Copy nothing but the text: repeat each entry exactly and drop the images.
+++ Material to process
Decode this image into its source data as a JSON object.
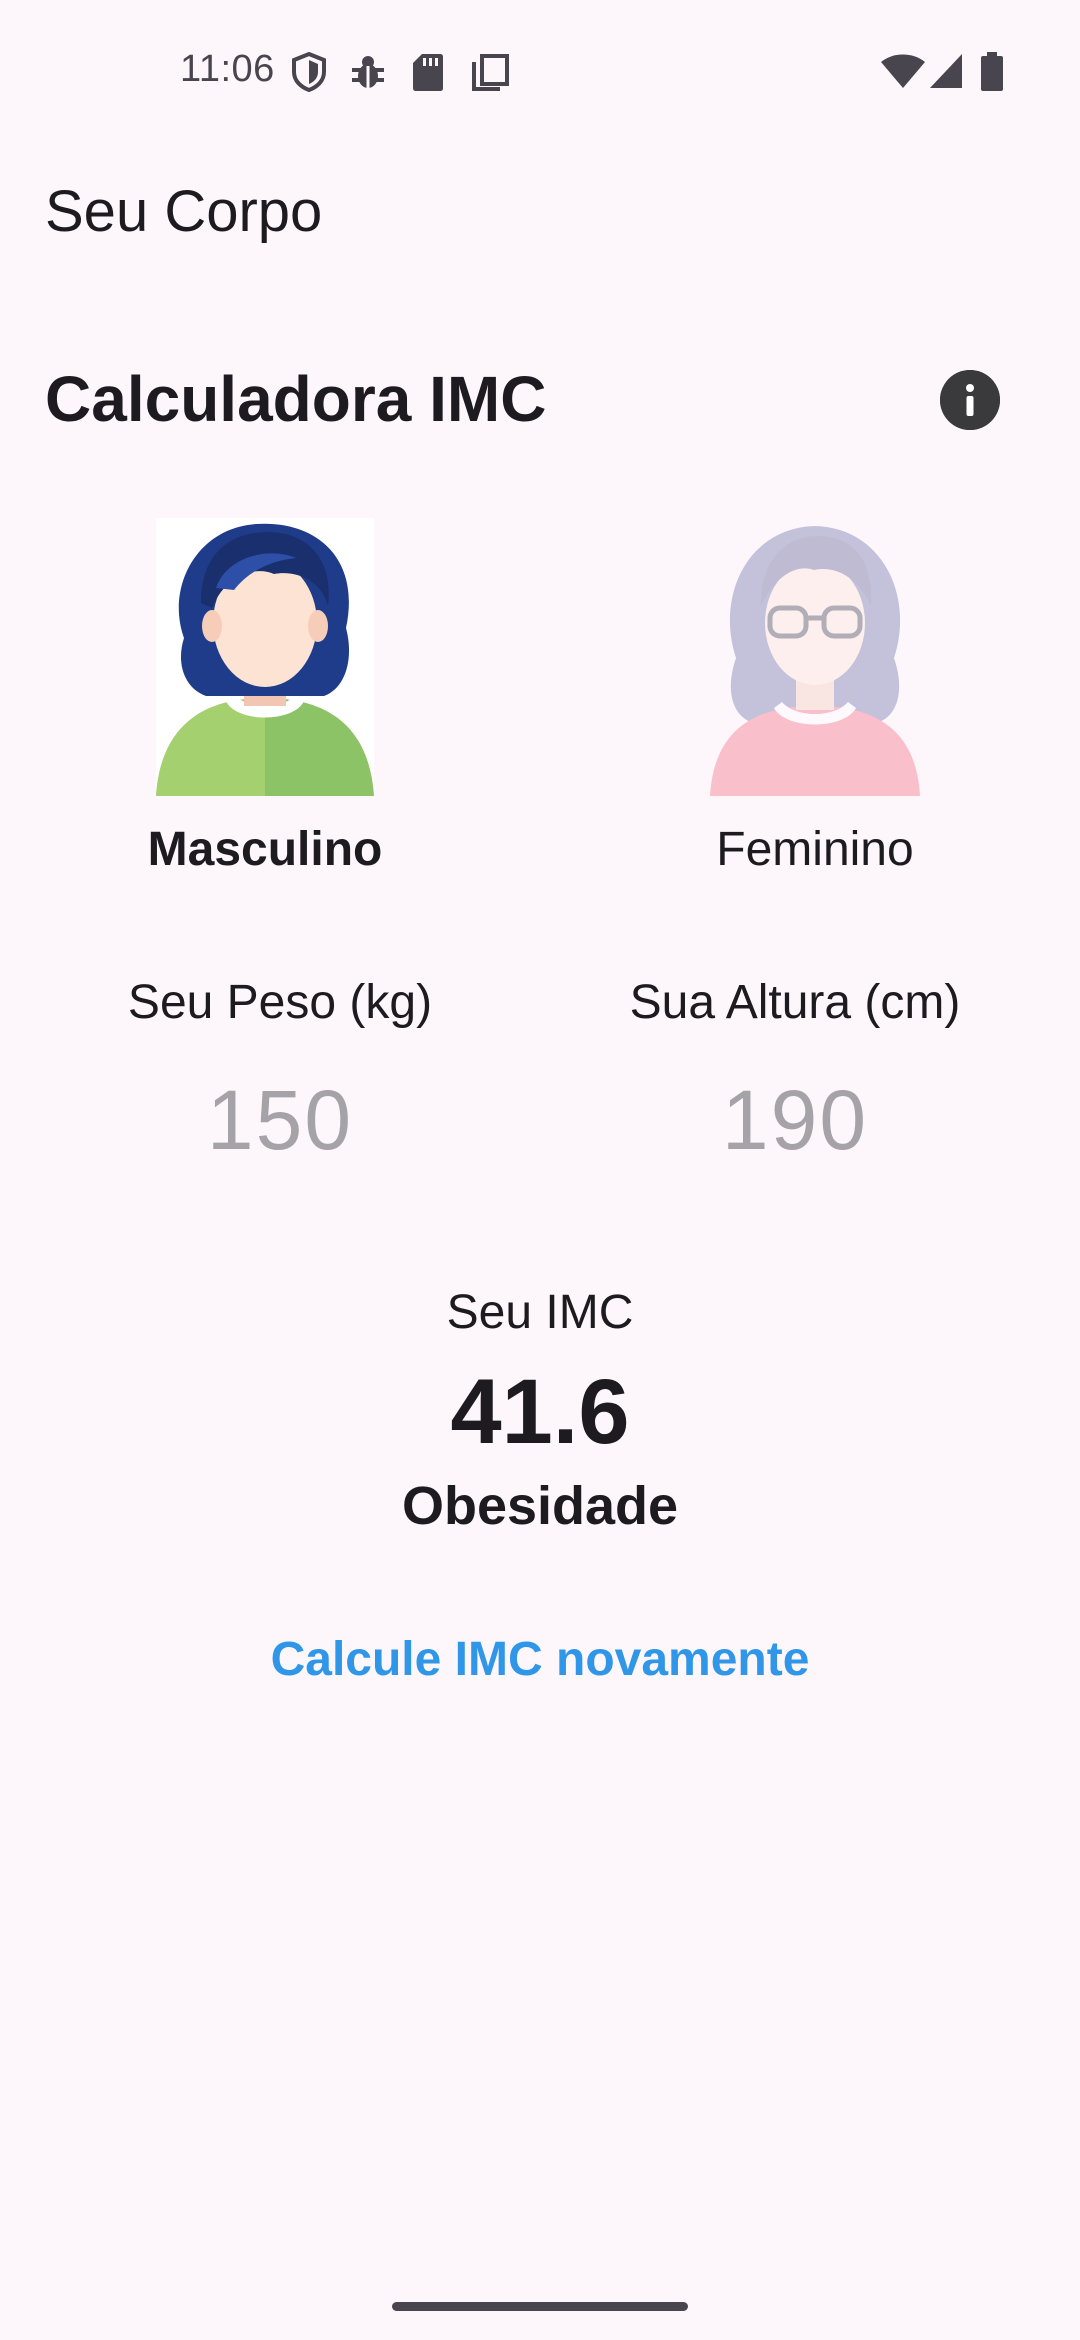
{
  "status_bar": {
    "time": "11:06",
    "icons_left": [
      "shield-icon",
      "bug-icon",
      "sd-card-icon",
      "copy-icon"
    ],
    "icons_right": [
      "wifi-icon",
      "signal-icon",
      "battery-icon"
    ]
  },
  "app_bar": {
    "title": "Seu Corpo"
  },
  "calculator": {
    "heading": "Calculadora IMC",
    "info_icon": "info-icon"
  },
  "gender": {
    "selected": "male",
    "male_label": "Masculino",
    "female_label": "Feminino"
  },
  "inputs": {
    "weight_label": "Seu Peso (kg)",
    "weight_value": "150",
    "height_label": "Sua Altura (cm)",
    "height_value": "190"
  },
  "result": {
    "label": "Seu IMC",
    "value": "41.6",
    "category": "Obesidade"
  },
  "actions": {
    "recalculate_label": "Calcule IMC novamente"
  },
  "colors": {
    "background": "#fdf7fc",
    "accent": "#2f96e8",
    "value_gray": "#a5a3a8"
  }
}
++++++
Correct response:
Decode this image into its source data as a JSON object.
{
  "status_bar": {
    "time": "11:06",
    "icons_left": [
      "shield-icon",
      "bug-icon",
      "sd-card-icon",
      "copy-icon"
    ],
    "icons_right": [
      "wifi-icon",
      "signal-icon",
      "battery-icon"
    ]
  },
  "app_bar": {
    "title": "Seu Corpo"
  },
  "calculator": {
    "heading": "Calculadora IMC",
    "info_icon": "info-icon"
  },
  "gender": {
    "selected": "male",
    "male_label": "Masculino",
    "female_label": "Feminino"
  },
  "inputs": {
    "weight_label": "Seu Peso (kg)",
    "weight_value": "150",
    "height_label": "Sua Altura (cm)",
    "height_value": "190"
  },
  "result": {
    "label": "Seu IMC",
    "value": "41.6",
    "category": "Obesidade"
  },
  "actions": {
    "recalculate_label": "Calcule IMC novamente"
  },
  "colors": {
    "background": "#fdf7fc",
    "accent": "#2f96e8",
    "value_gray": "#a5a3a8"
  }
}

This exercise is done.